**WRITTEN PROBLEM:** Write out the whole listing again, exactly.
────────
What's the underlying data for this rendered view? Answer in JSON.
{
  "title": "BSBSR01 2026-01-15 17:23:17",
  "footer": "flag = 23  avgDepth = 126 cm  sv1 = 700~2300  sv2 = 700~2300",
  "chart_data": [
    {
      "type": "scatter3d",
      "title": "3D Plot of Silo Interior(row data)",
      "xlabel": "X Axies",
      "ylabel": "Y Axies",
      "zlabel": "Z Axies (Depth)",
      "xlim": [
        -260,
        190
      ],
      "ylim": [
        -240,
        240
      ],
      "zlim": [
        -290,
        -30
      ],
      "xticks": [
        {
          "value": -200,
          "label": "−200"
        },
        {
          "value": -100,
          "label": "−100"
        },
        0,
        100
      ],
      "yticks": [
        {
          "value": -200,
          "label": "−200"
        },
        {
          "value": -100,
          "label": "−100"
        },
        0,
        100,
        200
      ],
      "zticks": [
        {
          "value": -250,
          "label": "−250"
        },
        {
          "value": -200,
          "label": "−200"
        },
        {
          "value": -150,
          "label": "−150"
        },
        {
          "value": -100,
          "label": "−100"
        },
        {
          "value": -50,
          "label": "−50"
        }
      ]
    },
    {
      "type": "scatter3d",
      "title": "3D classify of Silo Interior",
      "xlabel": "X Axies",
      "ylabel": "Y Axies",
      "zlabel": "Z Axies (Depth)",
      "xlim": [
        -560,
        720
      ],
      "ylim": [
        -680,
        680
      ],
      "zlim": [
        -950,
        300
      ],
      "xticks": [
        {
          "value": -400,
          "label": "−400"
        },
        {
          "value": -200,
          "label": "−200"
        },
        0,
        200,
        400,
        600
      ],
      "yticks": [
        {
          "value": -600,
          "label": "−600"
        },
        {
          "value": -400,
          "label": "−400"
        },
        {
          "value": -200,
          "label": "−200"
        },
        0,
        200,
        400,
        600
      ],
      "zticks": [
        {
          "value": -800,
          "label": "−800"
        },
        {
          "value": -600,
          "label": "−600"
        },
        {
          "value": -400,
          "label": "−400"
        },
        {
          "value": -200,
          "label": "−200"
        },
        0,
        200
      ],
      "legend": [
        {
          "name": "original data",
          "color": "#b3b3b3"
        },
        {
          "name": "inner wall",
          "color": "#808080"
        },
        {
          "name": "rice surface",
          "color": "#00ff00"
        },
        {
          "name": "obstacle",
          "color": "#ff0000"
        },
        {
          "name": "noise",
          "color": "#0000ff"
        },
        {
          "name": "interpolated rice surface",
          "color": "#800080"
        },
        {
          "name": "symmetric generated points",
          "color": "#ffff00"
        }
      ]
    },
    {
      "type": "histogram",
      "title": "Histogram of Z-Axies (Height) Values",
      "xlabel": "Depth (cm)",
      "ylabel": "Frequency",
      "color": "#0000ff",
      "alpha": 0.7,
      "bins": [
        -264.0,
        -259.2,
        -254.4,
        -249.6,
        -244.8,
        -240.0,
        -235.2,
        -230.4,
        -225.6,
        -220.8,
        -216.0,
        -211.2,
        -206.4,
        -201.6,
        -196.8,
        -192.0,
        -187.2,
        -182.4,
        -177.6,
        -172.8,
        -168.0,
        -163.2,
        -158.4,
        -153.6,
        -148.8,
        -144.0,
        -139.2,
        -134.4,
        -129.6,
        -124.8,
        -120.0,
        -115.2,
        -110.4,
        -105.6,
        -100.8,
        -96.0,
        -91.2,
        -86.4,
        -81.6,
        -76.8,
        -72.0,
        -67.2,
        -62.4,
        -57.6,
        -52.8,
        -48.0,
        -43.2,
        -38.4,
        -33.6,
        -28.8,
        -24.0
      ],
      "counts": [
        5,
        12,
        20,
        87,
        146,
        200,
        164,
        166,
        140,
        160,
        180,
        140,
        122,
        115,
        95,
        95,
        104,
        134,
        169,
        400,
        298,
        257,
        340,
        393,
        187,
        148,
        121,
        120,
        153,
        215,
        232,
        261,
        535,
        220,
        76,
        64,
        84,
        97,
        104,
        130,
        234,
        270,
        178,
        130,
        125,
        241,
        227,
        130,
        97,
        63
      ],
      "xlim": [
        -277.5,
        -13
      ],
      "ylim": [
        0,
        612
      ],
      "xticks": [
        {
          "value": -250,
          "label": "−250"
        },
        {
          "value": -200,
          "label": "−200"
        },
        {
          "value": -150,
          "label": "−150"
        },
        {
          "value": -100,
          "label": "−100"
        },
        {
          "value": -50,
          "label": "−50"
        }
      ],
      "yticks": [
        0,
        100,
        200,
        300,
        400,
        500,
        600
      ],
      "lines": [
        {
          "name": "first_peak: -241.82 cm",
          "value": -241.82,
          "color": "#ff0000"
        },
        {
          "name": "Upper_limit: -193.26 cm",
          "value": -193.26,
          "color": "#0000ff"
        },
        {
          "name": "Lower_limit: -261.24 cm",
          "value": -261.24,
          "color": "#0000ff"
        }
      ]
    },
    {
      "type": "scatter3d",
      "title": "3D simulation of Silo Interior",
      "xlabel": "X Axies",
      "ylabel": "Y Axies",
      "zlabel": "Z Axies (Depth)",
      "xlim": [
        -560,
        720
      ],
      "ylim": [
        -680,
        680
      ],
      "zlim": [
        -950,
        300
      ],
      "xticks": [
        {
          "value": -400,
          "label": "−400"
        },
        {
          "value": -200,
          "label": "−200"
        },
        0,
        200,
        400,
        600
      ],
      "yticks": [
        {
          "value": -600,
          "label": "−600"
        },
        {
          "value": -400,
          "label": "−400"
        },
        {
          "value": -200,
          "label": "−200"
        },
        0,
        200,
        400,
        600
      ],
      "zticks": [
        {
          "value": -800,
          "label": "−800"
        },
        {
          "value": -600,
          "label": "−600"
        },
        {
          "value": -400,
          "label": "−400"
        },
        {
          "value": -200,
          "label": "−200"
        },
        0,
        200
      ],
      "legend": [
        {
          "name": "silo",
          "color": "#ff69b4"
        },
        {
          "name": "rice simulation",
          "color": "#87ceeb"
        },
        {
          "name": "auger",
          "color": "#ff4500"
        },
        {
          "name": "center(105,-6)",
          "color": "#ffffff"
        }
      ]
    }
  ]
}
────────
**RESULT OF THIS EXERCISE:**
What's the underlying data for this rendered view? Answer in JSON.
{
  "title": "BSBSR01 2026-01-15 17:23:17",
  "footer": "flag = 23  avgDepth = 126 cm  sv1 = 700~2300  sv2 = 700~2300",
  "chart_data": [
    {
      "type": "scatter3d",
      "title": "3D Plot of Silo Interior(row data)",
      "xlabel": "X Axies",
      "ylabel": "Y Axies",
      "zlabel": "Z Axies (Depth)",
      "xlim": [
        -260,
        190
      ],
      "ylim": [
        -240,
        240
      ],
      "zlim": [
        -290,
        -30
      ],
      "xticks": [
        {
          "value": -200,
          "label": "−200"
        },
        {
          "value": -100,
          "label": "−100"
        },
        0,
        100
      ],
      "yticks": [
        {
          "value": -200,
          "label": "−200"
        },
        {
          "value": -100,
          "label": "−100"
        },
        0,
        100,
        200
      ],
      "zticks": [
        {
          "value": -250,
          "label": "−250"
        },
        {
          "value": -200,
          "label": "−200"
        },
        {
          "value": -150,
          "label": "−150"
        },
        {
          "value": -100,
          "label": "−100"
        },
        {
          "value": -50,
          "label": "−50"
        }
      ]
    },
    {
      "type": "scatter3d",
      "title": "3D classify of Silo Interior",
      "xlabel": "X Axies",
      "ylabel": "Y Axies",
      "zlabel": "Z Axies (Depth)",
      "xlim": [
        -560,
        720
      ],
      "ylim": [
        -680,
        680
      ],
      "zlim": [
        -950,
        300
      ],
      "xticks": [
        {
          "value": -400,
          "label": "−400"
        },
        {
          "value": -200,
          "label": "−200"
        },
        0,
        200,
        400,
        600
      ],
      "yticks": [
        {
          "value": -600,
          "label": "−600"
        },
        {
          "value": -400,
          "label": "−400"
        },
        {
          "value": -200,
          "label": "−200"
        },
        0,
        200,
        400,
        600
      ],
      "zticks": [
        {
          "value": -800,
          "label": "−800"
        },
        {
          "value": -600,
          "label": "−600"
        },
        {
          "value": -400,
          "label": "−400"
        },
        {
          "value": -200,
          "label": "−200"
        },
        0,
        200
      ],
      "legend": [
        {
          "name": "original data",
          "color": "#b3b3b3"
        },
        {
          "name": "inner wall",
          "color": "#808080"
        },
        {
          "name": "rice surface",
          "color": "#00ff00"
        },
        {
          "name": "obstacle",
          "color": "#ff0000"
        },
        {
          "name": "noise",
          "color": "#0000ff"
        },
        {
          "name": "interpolated rice surface",
          "color": "#800080"
        },
        {
          "name": "symmetric generated points",
          "color": "#ffff00"
        }
      ]
    },
    {
      "type": "histogram",
      "title": "Histogram of Z-Axies (Height) Values",
      "xlabel": "Depth (cm)",
      "ylabel": "Frequency",
      "color": "#0000ff",
      "alpha": 0.7,
      "bins": [
        -264.0,
        -259.2,
        -254.4,
        -249.6,
        -244.8,
        -240.0,
        -235.2,
        -230.4,
        -225.6,
        -220.8,
        -216.0,
        -211.2,
        -206.4,
        -201.6,
        -196.8,
        -192.0,
        -187.2,
        -182.4,
        -177.6,
        -172.8,
        -168.0,
        -163.2,
        -158.4,
        -153.6,
        -148.8,
        -144.0,
        -139.2,
        -134.4,
        -129.6,
        -124.8,
        -120.0,
        -115.2,
        -110.4,
        -105.6,
        -100.8,
        -96.0,
        -91.2,
        -86.4,
        -81.6,
        -76.8,
        -72.0,
        -67.2,
        -62.4,
        -57.6,
        -52.8,
        -48.0,
        -43.2,
        -38.4,
        -33.6,
        -28.8,
        -24.0
      ],
      "counts": [
        5,
        12,
        20,
        87,
        146,
        200,
        164,
        166,
        140,
        160,
        180,
        140,
        122,
        115,
        95,
        95,
        104,
        134,
        169,
        400,
        298,
        257,
        340,
        393,
        187,
        148,
        121,
        120,
        153,
        215,
        232,
        261,
        535,
        220,
        76,
        64,
        84,
        97,
        104,
        130,
        234,
        270,
        178,
        130,
        125,
        241,
        227,
        130,
        97,
        63
      ],
      "xlim": [
        -277.5,
        -13
      ],
      "ylim": [
        0,
        612
      ],
      "xticks": [
        {
          "value": -250,
          "label": "−250"
        },
        {
          "value": -200,
          "label": "−200"
        },
        {
          "value": -150,
          "label": "−150"
        },
        {
          "value": -100,
          "label": "−100"
        },
        {
          "value": -50,
          "label": "−50"
        }
      ],
      "yticks": [
        0,
        100,
        200,
        300,
        400,
        500,
        600
      ],
      "lines": [
        {
          "name": "first_peak: -241.82 cm",
          "value": -241.82,
          "color": "#ff0000"
        },
        {
          "name": "Upper_limit: -193.26 cm",
          "value": -193.26,
          "color": "#0000ff"
        },
        {
          "name": "Lower_limit: -261.24 cm",
          "value": -261.24,
          "color": "#0000ff"
        }
      ]
    },
    {
      "type": "scatter3d",
      "title": "3D simulation of Silo Interior",
      "xlabel": "X Axies",
      "ylabel": "Y Axies",
      "zlabel": "Z Axies (Depth)",
      "xlim": [
        -560,
        720
      ],
      "ylim": [
        -680,
        680
      ],
      "zlim": [
        -950,
        300
      ],
      "xticks": [
        {
          "value": -400,
          "label": "−400"
        },
        {
          "value": -200,
          "label": "−200"
        },
        0,
        200,
        400,
        600
      ],
      "yticks": [
        {
          "value": -600,
          "label": "−600"
        },
        {
          "value": -400,
          "label": "−400"
        },
        {
          "value": -200,
          "label": "−200"
        },
        0,
        200,
        400,
        600
      ],
      "zticks": [
        {
          "value": -800,
          "label": "−800"
        },
        {
          "value": -600,
          "label": "−600"
        },
        {
          "value": -400,
          "label": "−400"
        },
        {
          "value": -200,
          "label": "−200"
        },
        0,
        200
      ],
      "legend": [
        {
          "name": "silo",
          "color": "#ff69b4"
        },
        {
          "name": "rice simulation",
          "color": "#87ceeb"
        },
        {
          "name": "auger",
          "color": "#ff4500"
        },
        {
          "name": "center(105,-6)",
          "color": "#ffffff"
        }
      ]
    }
  ]
}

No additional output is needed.